— REQUIRED WORK —
1: According to the passage about washing a child's military uniforms, since what month has the writer been sending her back and forth to her base?
2: Resume the passage about washing a child's military uniforms, picking up right after its final sentence.

— SUPPLIED PASSAGE —
I’ve sent her back and forth to her base since August; I have washed the crisp new uniforms she wears on the street and the soft old ones she wears at the base. Who else wore this shirt and these pants before her, I always wonder, as I hang them in the sun to dry. What stories are in its wrinkles, or the small tears at the back of the neck? The worn elbows and frayed cuffs? Then I turn to wondering what stories her crisp uniform will absorb before she comes home at the end of her service and returns to wearing civilian clothes like the rest of us. When I hang the laundry, I pause in the sun, recognizing the universality in this country of what I am doing. But because I am an immigrant, I turn the uniform in my hands, still astonished by a child of mine in this vast machine whose defining purpose is physical defense and whose defining impression is force. As a professor of literature, virtually none of my colleagues in North America or Europe have children serving in the armed forces. My social media feed features posts accusing the IDF and the United States of a genocidal campaign against Gazans, while neglecting to mention Hamas at all. Scholars seem to be resolving what appear to me intractable moral dilemmas far more rapidly and summarily than any one of them would ever dare to read a poem.

— MATERIAL —
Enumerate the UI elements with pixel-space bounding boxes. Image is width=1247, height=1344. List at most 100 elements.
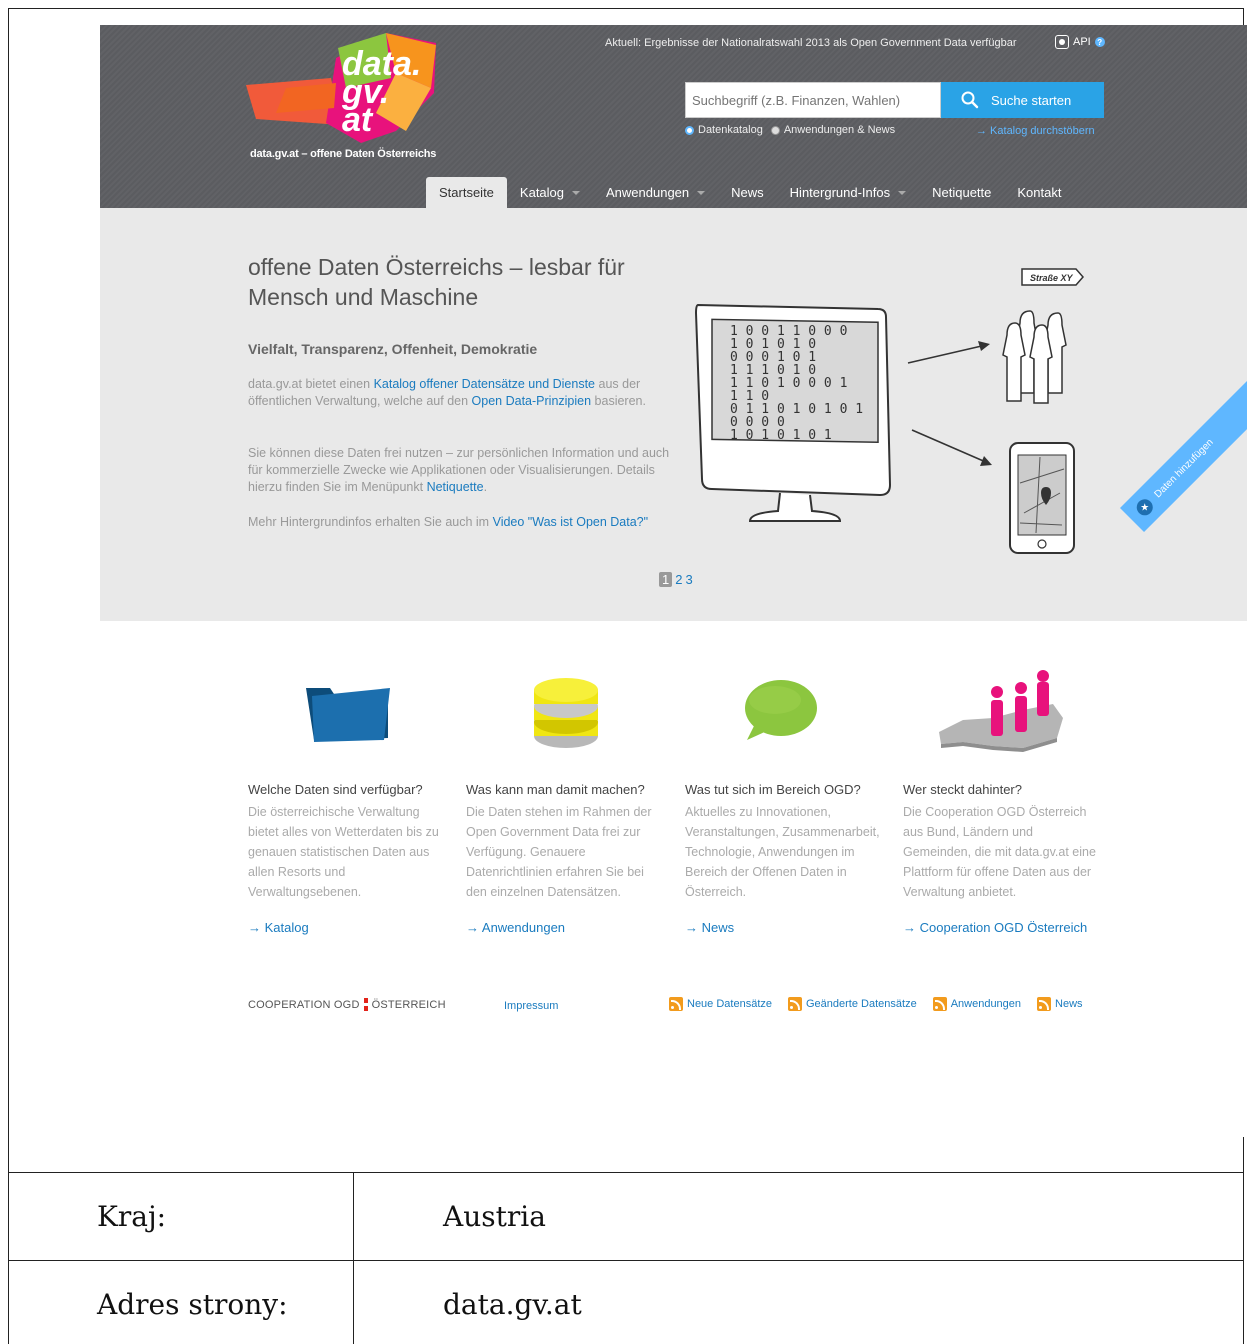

— RESULTS FOR EACH TASK —
1: Since August.

2:
On the same computer screen as I read those posts, I now see a livestream of the new recruits of the Education Corps. “An army builds a nation builds an army,” Priya’s very young commanders have told her. Repeatedly. It’s a cliché but when your child drafts practically right into a war, you have to ask which of the clichés bear truth. This is an army of all. Civilians or soldiers, it’s just a matter of what day or year it is, what you happen to be wearing. As October 7 proved, it doesn’t even always matter what you’re wearing, or whether you’re armed. So many ordinary people became nothing short of heroes when the need arose. In jeans and a T‑shirt, with no weapon but a piece of broken glass, Aner Shapira defended thirty young people like himself at a music festival and ultimately saved eight lives by throwing seven grenades out of a crowded shelter as terrorists threw them in. Survivors say he introduced himself and told them not to worry. He assumed command. Lots of Israelis drove their own cars into areas that had become war zones in order to rescue their families, including four Bedouin family members from Rahat and a former IDF general and his wife from Tel Aviv. Both first rescued many who were not their family members, returning multiple times into unspeakable danger. What did unspeakable danger look like on October 7? Like the hail of missiles, endless grenades, fires, thousands of masked terrorists (some dressed to look like the IDF), swarming the main roads, then combing the shelters and forests for escaping Israelis. Corpses lying everywhere. The former general was in street clothes. He was armed with a pistol. Those he set out to rescue were his son and grandchildren.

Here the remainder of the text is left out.